Selected excerpt:
--------------------
[English-undergrad] English Department Honorees 2024-2025

Lidia Kos lidia.kos at ucr.edu
Tue Jun 17 16:22:02 PDT 2025


Congratulations to Prof. Berardino and all the amazing students for their
awards.

best

Lidia

On Tue, Jun 17, 2025 at 2:29 PM James Tobias <jtobias at ucr.edu> wrote:

> Dear All,
>
> Congratualtions to all of our English Department awards and honors
> recipients for 2024-2025.
>
> It’s a pleasure to congratulation all of the recipients, named below, and
> also in the attached awards slate (PDF) for this academic year.
>
> Warm congratulations! You make us all proud.
>
> James Tobias, Ph.D.
> Professor
> Chair, Department of English
> University of California
> Riverside CA 92521
> jtobias at ucr.edu
>
> https://ucr.zoom.us/j/95465985946?pwd=Z1A4Yk1UZDhBTjY5UkJ5R1VQTWUvQT09
>
> "We at UCR would like to respectfully acknowledge and recognize
> our responsibility to the original and current caretakers of this land,
> water, and air: the Cahuilla, Tongva, Luiseño, and Serrano peoples and all
> of their ancestors and descendants, past, present, and future. Today
> this meeting place is home to many Indigenous peoples from all over
> the world, including UCR faculty, students, and staff, and we are grateful
> to have the opportunity to live and work on these homelands.”
>
>
>
>
> *Department of English Awards and Recognitions *
>
> *2024-2025*
>
>
>
> *English Department Faculty Award Recipient*
>
>
>
> *Award for Faculty Excellence in Service to Undergraduate Education
> 2024-2025*
>
> *Dr. Christopher Seiji Berardino.* For the inaugural version of this
> award recognizing faculty contributions to undergraduate education in
> English, we are pleased to honor Dr. Berardino, in whose teaching and
> mentoring clarity meets care meets dedication. Nominated by three
> undergraduates, his students observe:
>
> “I am applying for grad school and Dr. Berardino was very insightful about
> things I should look into when it comes to this. These things were ideas I
> didn't even think about. He was also very helpful when it came to class
> work and feedback - there weren’t too many assignments where I felt lost,
> but if I did, he had no worries on breaking it down in multiple ways.”
>
> “Recognizing Dr. Berardino for their contributions to undergraduate
> education in the English department at UCR would not only be recognizing
> his ability to teach well but also his genuine care for students.
--------------------
Material:

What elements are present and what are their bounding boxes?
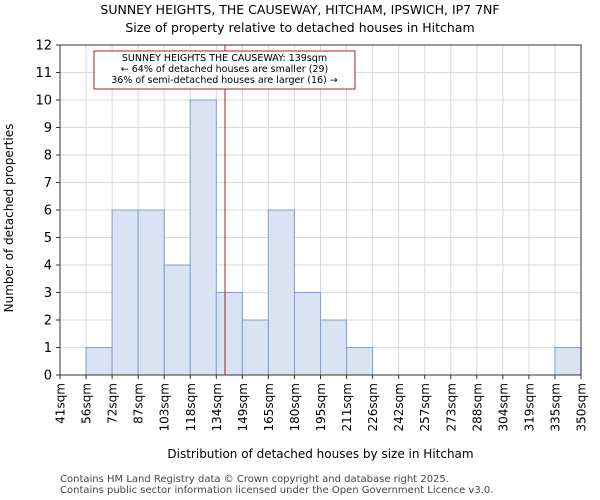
--------------------
Repeat word for word the part of the English Department awards email above that begins at the words "On Tue, Jun" and stops after "James Tobias, Ph.D.".

On Tue, Jun 17, 2025 at 2:29 PM James Tobias <jtobias at ucr.edu> wrote:

> Dear All,
>
> Congratualtions to all of our English Department awards and honors
> recipients for 2024-2025.
>
> It’s a pleasure to congratulation all of the recipients, named below, and
> also in the attached awards slate (PDF) for this academic year.
>
> Warm congratulations! You make us all proud.
>
> James Tobias, Ph.D.